* **GOAL**
Please transcribe the data that follows without the pictures, keeping every word the same.

* **SOURCE MATERIAL**
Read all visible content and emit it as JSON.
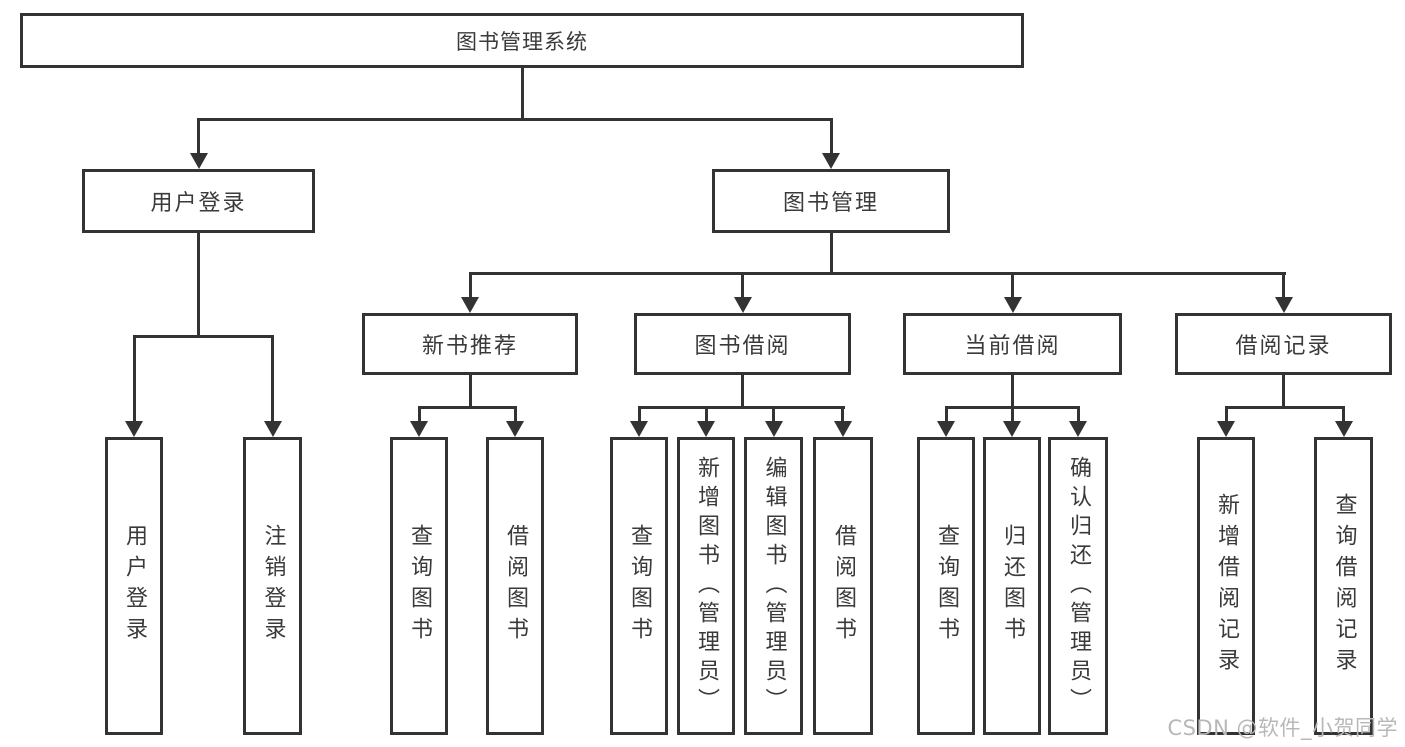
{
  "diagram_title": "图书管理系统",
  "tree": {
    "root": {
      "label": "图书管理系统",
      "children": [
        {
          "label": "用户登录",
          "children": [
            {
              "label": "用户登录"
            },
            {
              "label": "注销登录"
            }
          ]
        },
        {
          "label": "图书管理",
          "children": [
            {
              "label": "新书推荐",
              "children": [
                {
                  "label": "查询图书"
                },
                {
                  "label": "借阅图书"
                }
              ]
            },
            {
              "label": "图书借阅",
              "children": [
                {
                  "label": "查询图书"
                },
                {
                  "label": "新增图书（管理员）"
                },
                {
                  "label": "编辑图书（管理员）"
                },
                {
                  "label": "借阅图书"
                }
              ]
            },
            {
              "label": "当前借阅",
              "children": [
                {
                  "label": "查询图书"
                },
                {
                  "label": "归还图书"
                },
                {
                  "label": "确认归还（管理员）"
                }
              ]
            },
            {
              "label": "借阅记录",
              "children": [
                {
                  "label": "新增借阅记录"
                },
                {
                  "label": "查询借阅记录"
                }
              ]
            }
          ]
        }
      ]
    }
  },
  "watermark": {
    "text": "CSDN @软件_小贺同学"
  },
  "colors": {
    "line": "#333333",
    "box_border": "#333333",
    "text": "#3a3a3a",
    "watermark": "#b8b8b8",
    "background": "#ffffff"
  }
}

* **WRITTEN RESPONSE**
Read all visible content and emit it as JSON.
{
  "diagram_title": "图书管理系统",
  "tree": {
    "root": {
      "label": "图书管理系统",
      "children": [
        {
          "label": "用户登录",
          "children": [
            {
              "label": "用户登录"
            },
            {
              "label": "注销登录"
            }
          ]
        },
        {
          "label": "图书管理",
          "children": [
            {
              "label": "新书推荐",
              "children": [
                {
                  "label": "查询图书"
                },
                {
                  "label": "借阅图书"
                }
              ]
            },
            {
              "label": "图书借阅",
              "children": [
                {
                  "label": "查询图书"
                },
                {
                  "label": "新增图书（管理员）"
                },
                {
                  "label": "编辑图书（管理员）"
                },
                {
                  "label": "借阅图书"
                }
              ]
            },
            {
              "label": "当前借阅",
              "children": [
                {
                  "label": "查询图书"
                },
                {
                  "label": "归还图书"
                },
                {
                  "label": "确认归还（管理员）"
                }
              ]
            },
            {
              "label": "借阅记录",
              "children": [
                {
                  "label": "新增借阅记录"
                },
                {
                  "label": "查询借阅记录"
                }
              ]
            }
          ]
        }
      ]
    }
  },
  "watermark": {
    "text": "CSDN @软件_小贺同学"
  },
  "colors": {
    "line": "#333333",
    "box_border": "#333333",
    "text": "#3a3a3a",
    "watermark": "#b8b8b8",
    "background": "#ffffff"
  }
}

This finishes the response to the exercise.